**THE REQUEST:**
Copy out the entries below in full and exactly.

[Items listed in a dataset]
»»
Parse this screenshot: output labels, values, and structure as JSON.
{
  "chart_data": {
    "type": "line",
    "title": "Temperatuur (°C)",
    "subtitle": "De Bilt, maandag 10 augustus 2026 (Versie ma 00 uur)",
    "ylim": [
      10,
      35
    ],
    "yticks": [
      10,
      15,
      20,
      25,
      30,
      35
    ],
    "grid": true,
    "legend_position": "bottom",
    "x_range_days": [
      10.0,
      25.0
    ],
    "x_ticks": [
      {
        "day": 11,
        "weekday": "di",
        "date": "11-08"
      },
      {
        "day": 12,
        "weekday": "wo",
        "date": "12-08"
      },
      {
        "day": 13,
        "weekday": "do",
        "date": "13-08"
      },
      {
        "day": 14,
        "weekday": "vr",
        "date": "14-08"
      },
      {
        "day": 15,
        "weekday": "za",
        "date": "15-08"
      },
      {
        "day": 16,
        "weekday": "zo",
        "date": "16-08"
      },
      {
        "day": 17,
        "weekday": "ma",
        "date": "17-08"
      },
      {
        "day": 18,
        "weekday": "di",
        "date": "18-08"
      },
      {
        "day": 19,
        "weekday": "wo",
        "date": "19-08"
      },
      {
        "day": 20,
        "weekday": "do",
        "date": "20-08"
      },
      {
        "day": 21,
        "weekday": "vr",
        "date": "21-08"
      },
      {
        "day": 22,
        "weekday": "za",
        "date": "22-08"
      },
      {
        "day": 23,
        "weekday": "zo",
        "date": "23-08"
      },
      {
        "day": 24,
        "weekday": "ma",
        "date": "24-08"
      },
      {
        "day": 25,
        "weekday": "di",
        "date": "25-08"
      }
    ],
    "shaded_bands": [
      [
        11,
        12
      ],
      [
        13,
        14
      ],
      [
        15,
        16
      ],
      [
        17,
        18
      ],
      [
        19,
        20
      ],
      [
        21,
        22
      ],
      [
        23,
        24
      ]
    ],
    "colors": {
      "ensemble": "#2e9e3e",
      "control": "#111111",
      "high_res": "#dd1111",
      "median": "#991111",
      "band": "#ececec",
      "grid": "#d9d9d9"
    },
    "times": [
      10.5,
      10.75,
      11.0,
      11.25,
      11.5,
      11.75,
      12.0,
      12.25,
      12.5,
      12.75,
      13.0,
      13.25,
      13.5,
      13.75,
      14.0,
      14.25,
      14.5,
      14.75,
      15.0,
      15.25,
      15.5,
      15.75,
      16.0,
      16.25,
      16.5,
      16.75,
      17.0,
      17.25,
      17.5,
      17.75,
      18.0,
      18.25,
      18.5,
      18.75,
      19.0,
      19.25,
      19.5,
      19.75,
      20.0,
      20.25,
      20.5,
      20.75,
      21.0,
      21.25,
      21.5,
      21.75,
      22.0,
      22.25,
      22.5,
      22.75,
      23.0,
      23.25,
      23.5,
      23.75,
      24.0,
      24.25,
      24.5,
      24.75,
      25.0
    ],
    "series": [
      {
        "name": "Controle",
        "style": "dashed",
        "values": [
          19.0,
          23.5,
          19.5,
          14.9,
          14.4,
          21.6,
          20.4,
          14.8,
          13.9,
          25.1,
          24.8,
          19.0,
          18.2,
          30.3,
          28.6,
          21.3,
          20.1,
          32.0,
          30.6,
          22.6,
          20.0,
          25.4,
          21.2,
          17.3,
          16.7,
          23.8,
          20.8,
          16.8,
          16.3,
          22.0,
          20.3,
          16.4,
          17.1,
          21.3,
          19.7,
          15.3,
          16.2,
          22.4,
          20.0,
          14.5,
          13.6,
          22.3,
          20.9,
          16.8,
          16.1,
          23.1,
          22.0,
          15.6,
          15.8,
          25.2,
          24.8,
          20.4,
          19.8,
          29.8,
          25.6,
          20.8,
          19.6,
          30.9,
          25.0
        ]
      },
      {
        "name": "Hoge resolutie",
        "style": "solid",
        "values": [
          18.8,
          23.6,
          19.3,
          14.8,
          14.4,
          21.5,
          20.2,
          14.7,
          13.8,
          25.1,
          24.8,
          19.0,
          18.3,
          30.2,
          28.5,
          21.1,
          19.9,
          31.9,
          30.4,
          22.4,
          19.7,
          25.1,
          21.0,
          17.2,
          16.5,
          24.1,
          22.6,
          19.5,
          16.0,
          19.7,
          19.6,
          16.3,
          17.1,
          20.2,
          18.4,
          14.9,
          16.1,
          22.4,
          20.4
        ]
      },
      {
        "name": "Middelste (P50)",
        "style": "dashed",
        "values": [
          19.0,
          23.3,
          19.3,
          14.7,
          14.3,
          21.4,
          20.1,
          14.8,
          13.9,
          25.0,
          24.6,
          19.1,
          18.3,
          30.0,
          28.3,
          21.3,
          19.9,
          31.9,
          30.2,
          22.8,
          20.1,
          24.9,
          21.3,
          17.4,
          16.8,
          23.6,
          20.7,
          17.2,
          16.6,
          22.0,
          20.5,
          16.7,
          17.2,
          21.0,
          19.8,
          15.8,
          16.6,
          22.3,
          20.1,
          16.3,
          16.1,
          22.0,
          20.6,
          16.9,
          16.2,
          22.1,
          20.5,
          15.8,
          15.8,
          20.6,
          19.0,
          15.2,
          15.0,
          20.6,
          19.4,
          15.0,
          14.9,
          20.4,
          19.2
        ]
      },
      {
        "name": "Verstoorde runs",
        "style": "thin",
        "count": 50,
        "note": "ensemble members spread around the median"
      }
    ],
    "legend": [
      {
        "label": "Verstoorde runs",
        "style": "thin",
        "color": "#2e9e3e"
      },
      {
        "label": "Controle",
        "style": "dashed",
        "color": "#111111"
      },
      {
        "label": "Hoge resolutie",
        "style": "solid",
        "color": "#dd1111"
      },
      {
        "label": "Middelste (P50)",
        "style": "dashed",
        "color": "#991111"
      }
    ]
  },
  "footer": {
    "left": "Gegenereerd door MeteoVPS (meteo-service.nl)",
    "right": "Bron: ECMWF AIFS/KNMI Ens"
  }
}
««
**EXERCISE ANSWER:**
Parse this screenshot: output labels, values, and structure as JSON.
{
  "chart_data": {
    "type": "line",
    "title": "Temperatuur (°C)",
    "subtitle": "De Bilt, maandag 10 augustus 2026 (Versie ma 00 uur)",
    "ylim": [
      10,
      35
    ],
    "yticks": [
      10,
      15,
      20,
      25,
      30,
      35
    ],
    "grid": true,
    "legend_position": "bottom",
    "x_range_days": [
      10.0,
      25.0
    ],
    "x_ticks": [
      {
        "day": 11,
        "weekday": "di",
        "date": "11-08"
      },
      {
        "day": 12,
        "weekday": "wo",
        "date": "12-08"
      },
      {
        "day": 13,
        "weekday": "do",
        "date": "13-08"
      },
      {
        "day": 14,
        "weekday": "vr",
        "date": "14-08"
      },
      {
        "day": 15,
        "weekday": "za",
        "date": "15-08"
      },
      {
        "day": 16,
        "weekday": "zo",
        "date": "16-08"
      },
      {
        "day": 17,
        "weekday": "ma",
        "date": "17-08"
      },
      {
        "day": 18,
        "weekday": "di",
        "date": "18-08"
      },
      {
        "day": 19,
        "weekday": "wo",
        "date": "19-08"
      },
      {
        "day": 20,
        "weekday": "do",
        "date": "20-08"
      },
      {
        "day": 21,
        "weekday": "vr",
        "date": "21-08"
      },
      {
        "day": 22,
        "weekday": "za",
        "date": "22-08"
      },
      {
        "day": 23,
        "weekday": "zo",
        "date": "23-08"
      },
      {
        "day": 24,
        "weekday": "ma",
        "date": "24-08"
      },
      {
        "day": 25,
        "weekday": "di",
        "date": "25-08"
      }
    ],
    "shaded_bands": [
      [
        11,
        12
      ],
      [
        13,
        14
      ],
      [
        15,
        16
      ],
      [
        17,
        18
      ],
      [
        19,
        20
      ],
      [
        21,
        22
      ],
      [
        23,
        24
      ]
    ],
    "colors": {
      "ensemble": "#2e9e3e",
      "control": "#111111",
      "high_res": "#dd1111",
      "median": "#991111",
      "band": "#ececec",
      "grid": "#d9d9d9"
    },
    "times": [
      10.5,
      10.75,
      11.0,
      11.25,
      11.5,
      11.75,
      12.0,
      12.25,
      12.5,
      12.75,
      13.0,
      13.25,
      13.5,
      13.75,
      14.0,
      14.25,
      14.5,
      14.75,
      15.0,
      15.25,
      15.5,
      15.75,
      16.0,
      16.25,
      16.5,
      16.75,
      17.0,
      17.25,
      17.5,
      17.75,
      18.0,
      18.25,
      18.5,
      18.75,
      19.0,
      19.25,
      19.5,
      19.75,
      20.0,
      20.25,
      20.5,
      20.75,
      21.0,
      21.25,
      21.5,
      21.75,
      22.0,
      22.25,
      22.5,
      22.75,
      23.0,
      23.25,
      23.5,
      23.75,
      24.0,
      24.25,
      24.5,
      24.75,
      25.0
    ],
    "series": [
      {
        "name": "Controle",
        "style": "dashed",
        "values": [
          19.0,
          23.5,
          19.5,
          14.9,
          14.4,
          21.6,
          20.4,
          14.8,
          13.9,
          25.1,
          24.8,
          19.0,
          18.2,
          30.3,
          28.6,
          21.3,
          20.1,
          32.0,
          30.6,
          22.6,
          20.0,
          25.4,
          21.2,
          17.3,
          16.7,
          23.8,
          20.8,
          16.8,
          16.3,
          22.0,
          20.3,
          16.4,
          17.1,
          21.3,
          19.7,
          15.3,
          16.2,
          22.4,
          20.0,
          14.5,
          13.6,
          22.3,
          20.9,
          16.8,
          16.1,
          23.1,
          22.0,
          15.6,
          15.8,
          25.2,
          24.8,
          20.4,
          19.8,
          29.8,
          25.6,
          20.8,
          19.6,
          30.9,
          25.0
        ]
      },
      {
        "name": "Hoge resolutie",
        "style": "solid",
        "values": [
          18.8,
          23.6,
          19.3,
          14.8,
          14.4,
          21.5,
          20.2,
          14.7,
          13.8,
          25.1,
          24.8,
          19.0,
          18.3,
          30.2,
          28.5,
          21.1,
          19.9,
          31.9,
          30.4,
          22.4,
          19.7,
          25.1,
          21.0,
          17.2,
          16.5,
          24.1,
          22.6,
          19.5,
          16.0,
          19.7,
          19.6,
          16.3,
          17.1,
          20.2,
          18.4,
          14.9,
          16.1,
          22.4,
          20.4
        ]
      },
      {
        "name": "Middelste (P50)",
        "style": "dashed",
        "values": [
          19.0,
          23.3,
          19.3,
          14.7,
          14.3,
          21.4,
          20.1,
          14.8,
          13.9,
          25.0,
          24.6,
          19.1,
          18.3,
          30.0,
          28.3,
          21.3,
          19.9,
          31.9,
          30.2,
          22.8,
          20.1,
          24.9,
          21.3,
          17.4,
          16.8,
          23.6,
          20.7,
          17.2,
          16.6,
          22.0,
          20.5,
          16.7,
          17.2,
          21.0,
          19.8,
          15.8,
          16.6,
          22.3,
          20.1,
          16.3,
          16.1,
          22.0,
          20.6,
          16.9,
          16.2,
          22.1,
          20.5,
          15.8,
          15.8,
          20.6,
          19.0,
          15.2,
          15.0,
          20.6,
          19.4,
          15.0,
          14.9,
          20.4,
          19.2
        ]
      },
      {
        "name": "Verstoorde runs",
        "style": "thin",
        "count": 50,
        "note": "ensemble members spread around the median"
      }
    ],
    "legend": [
      {
        "label": "Verstoorde runs",
        "style": "thin",
        "color": "#2e9e3e"
      },
      {
        "label": "Controle",
        "style": "dashed",
        "color": "#111111"
      },
      {
        "label": "Hoge resolutie",
        "style": "solid",
        "color": "#dd1111"
      },
      {
        "label": "Middelste (P50)",
        "style": "dashed",
        "color": "#991111"
      }
    ]
  },
  "footer": {
    "left": "Gegenereerd door MeteoVPS (meteo-service.nl)",
    "right": "Bron: ECMWF AIFS/KNMI Ens"
  }
}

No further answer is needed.